▸ Material for this exercise
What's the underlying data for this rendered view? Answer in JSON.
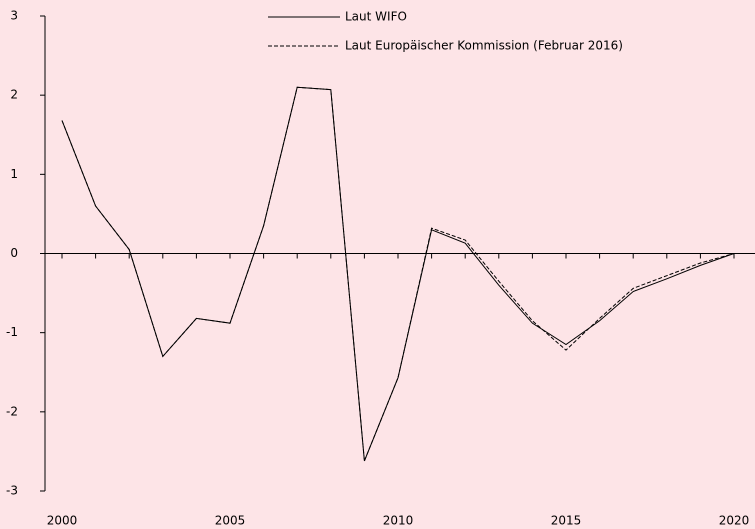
{
  "chart_data": {
    "type": "line",
    "x": [
      2000,
      2001,
      2002,
      2003,
      2004,
      2005,
      2006,
      2007,
      2008,
      2009,
      2010,
      2011,
      2012,
      2013,
      2014,
      2015,
      2016,
      2017,
      2018,
      2019,
      2020
    ],
    "series": [
      {
        "name": "Laut WIFO",
        "color": "#000000",
        "dash": false,
        "values": [
          1.68,
          0.6,
          0.05,
          -1.3,
          -0.82,
          -0.88,
          0.35,
          2.1,
          2.07,
          -2.62,
          -1.57,
          0.3,
          0.13,
          -0.4,
          -0.88,
          -1.15,
          -0.85,
          -0.48,
          -0.32,
          -0.15,
          0
        ]
      },
      {
        "name": "Laut Europäischer Kommission (Februar 2016)",
        "color": "#000000",
        "dash": true,
        "values": [
          1.68,
          0.6,
          0.05,
          -1.3,
          -0.82,
          -0.88,
          0.35,
          2.1,
          2.07,
          -2.62,
          -1.57,
          0.32,
          0.17,
          -0.35,
          -0.85,
          -1.22,
          -0.82,
          -0.44,
          -0.28,
          -0.12,
          0
        ]
      }
    ],
    "xlim": [
      2000,
      2020
    ],
    "xticks": [
      2000,
      2005,
      2010,
      2015,
      2020
    ],
    "ylim": [
      -3,
      3
    ],
    "yticks": [
      -3,
      -2,
      -1,
      0,
      1,
      2,
      3
    ]
  }
}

▸ The request
Exact duplication of all the records is required; pictures are omitted from the copy.

▸ Answer in full
What's the underlying data for this rendered view? Answer in JSON.
{
  "chart_data": {
    "type": "line",
    "x": [
      2000,
      2001,
      2002,
      2003,
      2004,
      2005,
      2006,
      2007,
      2008,
      2009,
      2010,
      2011,
      2012,
      2013,
      2014,
      2015,
      2016,
      2017,
      2018,
      2019,
      2020
    ],
    "series": [
      {
        "name": "Laut WIFO",
        "color": "#000000",
        "dash": false,
        "values": [
          1.68,
          0.6,
          0.05,
          -1.3,
          -0.82,
          -0.88,
          0.35,
          2.1,
          2.07,
          -2.62,
          -1.57,
          0.3,
          0.13,
          -0.4,
          -0.88,
          -1.15,
          -0.85,
          -0.48,
          -0.32,
          -0.15,
          0
        ]
      },
      {
        "name": "Laut Europäischer Kommission (Februar 2016)",
        "color": "#000000",
        "dash": true,
        "values": [
          1.68,
          0.6,
          0.05,
          -1.3,
          -0.82,
          -0.88,
          0.35,
          2.1,
          2.07,
          -2.62,
          -1.57,
          0.32,
          0.17,
          -0.35,
          -0.85,
          -1.22,
          -0.82,
          -0.44,
          -0.28,
          -0.12,
          0
        ]
      }
    ],
    "xlim": [
      2000,
      2020
    ],
    "xticks": [
      2000,
      2005,
      2010,
      2015,
      2020
    ],
    "ylim": [
      -3,
      3
    ],
    "yticks": [
      -3,
      -2,
      -1,
      0,
      1,
      2,
      3
    ]
  }
}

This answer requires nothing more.